Selected passage
What gets measured gets managed, and whoever forms the next government, I hope they make it a priority to reform the system of gathering government statistics to the effect that some of the things about which we actually need to know the answers start getting recorded. But I may as well save my breath to cool my porridge.

Where are the jobs, in any case? There is a commonly held belief that there is work there if people want it, but with 16-24 youth unemployment in areas such as Barnsley, Doncaster, Rotherham and Sheffield running at around 9.8% and the economy, even with its forecasts downgraded, bumping along the bottom, I really do strain to see where the recovery is going to take place. The Federation of Small Businesses is worried that the ritual burning in effigy of Mrs Thatcher is going to hurt inward investment into Goldthorpe. What inward investment would that be?

Data lines

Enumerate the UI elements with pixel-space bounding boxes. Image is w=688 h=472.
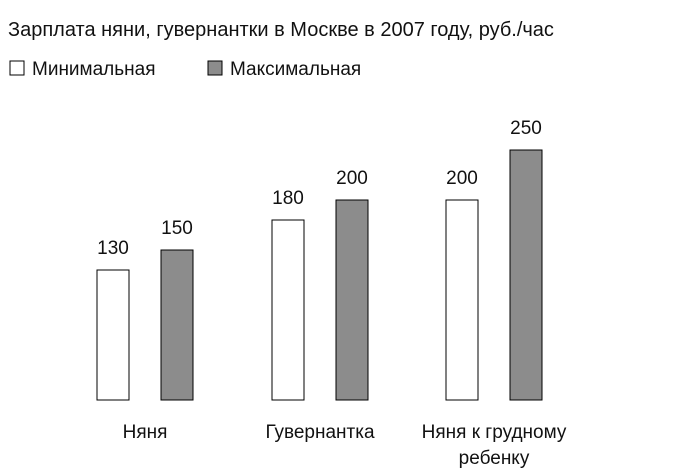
* * *
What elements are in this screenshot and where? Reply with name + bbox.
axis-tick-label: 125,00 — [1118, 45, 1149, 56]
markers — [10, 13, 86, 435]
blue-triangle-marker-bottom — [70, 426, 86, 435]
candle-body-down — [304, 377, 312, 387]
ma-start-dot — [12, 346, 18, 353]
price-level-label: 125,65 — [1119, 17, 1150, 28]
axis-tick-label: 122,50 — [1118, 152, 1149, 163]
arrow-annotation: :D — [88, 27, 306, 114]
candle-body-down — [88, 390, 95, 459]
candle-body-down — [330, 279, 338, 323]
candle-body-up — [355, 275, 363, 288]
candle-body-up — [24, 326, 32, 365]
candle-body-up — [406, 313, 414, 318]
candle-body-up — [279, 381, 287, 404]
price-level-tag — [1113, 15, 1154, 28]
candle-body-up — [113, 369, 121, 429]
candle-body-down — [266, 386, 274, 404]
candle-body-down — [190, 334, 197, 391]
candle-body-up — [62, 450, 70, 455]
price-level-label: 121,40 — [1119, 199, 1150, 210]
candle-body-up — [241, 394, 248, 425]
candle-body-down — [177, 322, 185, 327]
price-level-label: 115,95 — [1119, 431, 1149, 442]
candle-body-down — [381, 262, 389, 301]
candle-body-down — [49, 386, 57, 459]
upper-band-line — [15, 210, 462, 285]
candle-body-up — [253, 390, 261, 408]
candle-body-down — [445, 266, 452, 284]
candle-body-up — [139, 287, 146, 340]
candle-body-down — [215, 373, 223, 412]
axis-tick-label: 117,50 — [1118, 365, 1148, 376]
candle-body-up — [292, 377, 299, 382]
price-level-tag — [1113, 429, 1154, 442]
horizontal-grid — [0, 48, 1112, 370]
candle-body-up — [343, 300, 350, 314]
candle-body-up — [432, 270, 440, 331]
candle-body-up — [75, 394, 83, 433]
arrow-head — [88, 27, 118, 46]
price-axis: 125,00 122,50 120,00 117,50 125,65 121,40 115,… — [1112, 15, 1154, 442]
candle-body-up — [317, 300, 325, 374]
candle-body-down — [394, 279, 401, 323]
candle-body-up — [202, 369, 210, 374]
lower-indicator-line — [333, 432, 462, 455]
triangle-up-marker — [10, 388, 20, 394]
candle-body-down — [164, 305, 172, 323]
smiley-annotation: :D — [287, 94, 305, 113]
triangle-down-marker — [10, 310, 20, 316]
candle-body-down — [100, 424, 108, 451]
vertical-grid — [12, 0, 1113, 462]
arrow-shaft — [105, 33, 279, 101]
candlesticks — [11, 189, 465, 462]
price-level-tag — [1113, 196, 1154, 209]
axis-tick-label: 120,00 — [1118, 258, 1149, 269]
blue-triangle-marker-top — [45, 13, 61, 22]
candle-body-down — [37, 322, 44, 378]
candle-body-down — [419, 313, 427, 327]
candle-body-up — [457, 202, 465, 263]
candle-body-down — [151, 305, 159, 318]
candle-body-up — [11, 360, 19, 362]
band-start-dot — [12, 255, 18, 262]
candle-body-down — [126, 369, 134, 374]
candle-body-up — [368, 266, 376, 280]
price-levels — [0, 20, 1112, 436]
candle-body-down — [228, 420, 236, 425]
---
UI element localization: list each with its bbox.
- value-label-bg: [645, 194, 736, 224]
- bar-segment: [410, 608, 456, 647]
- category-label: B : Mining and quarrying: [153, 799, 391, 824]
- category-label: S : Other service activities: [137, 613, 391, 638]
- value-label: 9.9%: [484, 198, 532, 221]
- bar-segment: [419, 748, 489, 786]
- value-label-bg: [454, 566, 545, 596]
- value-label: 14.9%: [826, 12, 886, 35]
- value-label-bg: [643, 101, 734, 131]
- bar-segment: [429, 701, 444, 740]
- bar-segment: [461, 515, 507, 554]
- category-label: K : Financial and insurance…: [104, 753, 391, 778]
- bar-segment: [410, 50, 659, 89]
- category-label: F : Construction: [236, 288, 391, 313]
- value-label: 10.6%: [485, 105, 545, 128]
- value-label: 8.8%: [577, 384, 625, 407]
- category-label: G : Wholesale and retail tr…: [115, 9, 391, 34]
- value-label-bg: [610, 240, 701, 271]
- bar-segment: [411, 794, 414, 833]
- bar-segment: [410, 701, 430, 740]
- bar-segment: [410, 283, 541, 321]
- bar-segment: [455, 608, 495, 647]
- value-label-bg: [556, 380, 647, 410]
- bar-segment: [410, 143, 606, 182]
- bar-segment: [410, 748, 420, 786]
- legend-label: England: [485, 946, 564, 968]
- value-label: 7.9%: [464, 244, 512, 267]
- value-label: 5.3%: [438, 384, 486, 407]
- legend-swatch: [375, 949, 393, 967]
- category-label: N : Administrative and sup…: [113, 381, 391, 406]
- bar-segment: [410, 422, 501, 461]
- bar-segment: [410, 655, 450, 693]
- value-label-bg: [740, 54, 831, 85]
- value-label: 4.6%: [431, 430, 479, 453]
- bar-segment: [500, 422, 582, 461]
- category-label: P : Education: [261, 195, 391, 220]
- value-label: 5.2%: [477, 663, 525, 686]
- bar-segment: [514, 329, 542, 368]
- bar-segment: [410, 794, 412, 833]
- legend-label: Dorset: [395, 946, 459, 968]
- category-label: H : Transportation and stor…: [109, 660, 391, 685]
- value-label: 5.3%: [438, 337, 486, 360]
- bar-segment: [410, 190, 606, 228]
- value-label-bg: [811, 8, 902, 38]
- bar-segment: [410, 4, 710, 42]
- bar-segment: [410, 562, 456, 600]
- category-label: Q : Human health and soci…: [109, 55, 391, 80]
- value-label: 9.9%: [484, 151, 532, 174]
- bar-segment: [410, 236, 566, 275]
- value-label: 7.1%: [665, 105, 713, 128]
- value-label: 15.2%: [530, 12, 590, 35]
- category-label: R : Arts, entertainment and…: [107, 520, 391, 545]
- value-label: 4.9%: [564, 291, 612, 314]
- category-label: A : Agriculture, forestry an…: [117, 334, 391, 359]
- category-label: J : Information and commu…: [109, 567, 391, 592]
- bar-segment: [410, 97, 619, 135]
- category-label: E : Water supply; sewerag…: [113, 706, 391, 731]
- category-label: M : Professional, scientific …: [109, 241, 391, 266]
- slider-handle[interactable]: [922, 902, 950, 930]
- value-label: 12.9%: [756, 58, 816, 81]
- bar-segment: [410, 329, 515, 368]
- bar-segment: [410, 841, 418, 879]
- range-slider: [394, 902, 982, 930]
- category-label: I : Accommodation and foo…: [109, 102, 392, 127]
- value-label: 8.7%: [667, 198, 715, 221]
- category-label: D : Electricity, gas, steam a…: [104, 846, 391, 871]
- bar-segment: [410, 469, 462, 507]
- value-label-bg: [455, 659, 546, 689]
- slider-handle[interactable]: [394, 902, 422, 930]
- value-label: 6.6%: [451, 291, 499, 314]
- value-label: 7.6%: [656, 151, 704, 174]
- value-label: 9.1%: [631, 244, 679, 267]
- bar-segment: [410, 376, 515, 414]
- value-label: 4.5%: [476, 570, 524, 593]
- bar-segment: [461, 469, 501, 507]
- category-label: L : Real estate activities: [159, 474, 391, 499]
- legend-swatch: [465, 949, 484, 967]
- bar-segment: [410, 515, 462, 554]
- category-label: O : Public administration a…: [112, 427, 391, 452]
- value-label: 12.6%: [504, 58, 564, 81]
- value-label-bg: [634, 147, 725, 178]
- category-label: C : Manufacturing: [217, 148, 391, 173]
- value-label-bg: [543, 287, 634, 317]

Tasks to carry out
- 1) Write out the commentary word for word, from "What gets measured" up to and including "would that be?".
- 2) According to the commentary, what does the Federation of Small Businesses worry will hurt inward investment into Goldthorpe?
- 3) List every area the commentary names as having 16-24 youth unemployment running at around 9.8%.
Work from the commentary alone, without outside sources.

Task-by-task outputs
- 1)
What gets measured gets managed, and whoever forms the next government, I hope they make it a priority to reform the system of gathering government statistics to the effect that some of the things about which we actually need to know the answers start getting recorded. But I may as well save my breath to cool my porridge.

Where are the jobs, in any case? There is a commonly held belief that there is work there if people want it, but with 16-24 youth unemployment in areas such as Barnsley, Doncaster, Rotherham and Sheffield running at around 9.8% and the economy, even with its forecasts downgraded, bumping along the bottom, I really do strain to see where the recovery is going to take place. The Federation of Small Businesses is worried that the ritual burning in effigy of Mrs Thatcher is going to hurt inward investment into Goldthorpe. What inward investment would that be?

- 2) The ritual burning in effigy of Mrs Thatcher.

- 3) Barnsley, Doncaster, Rotherham, Sheffield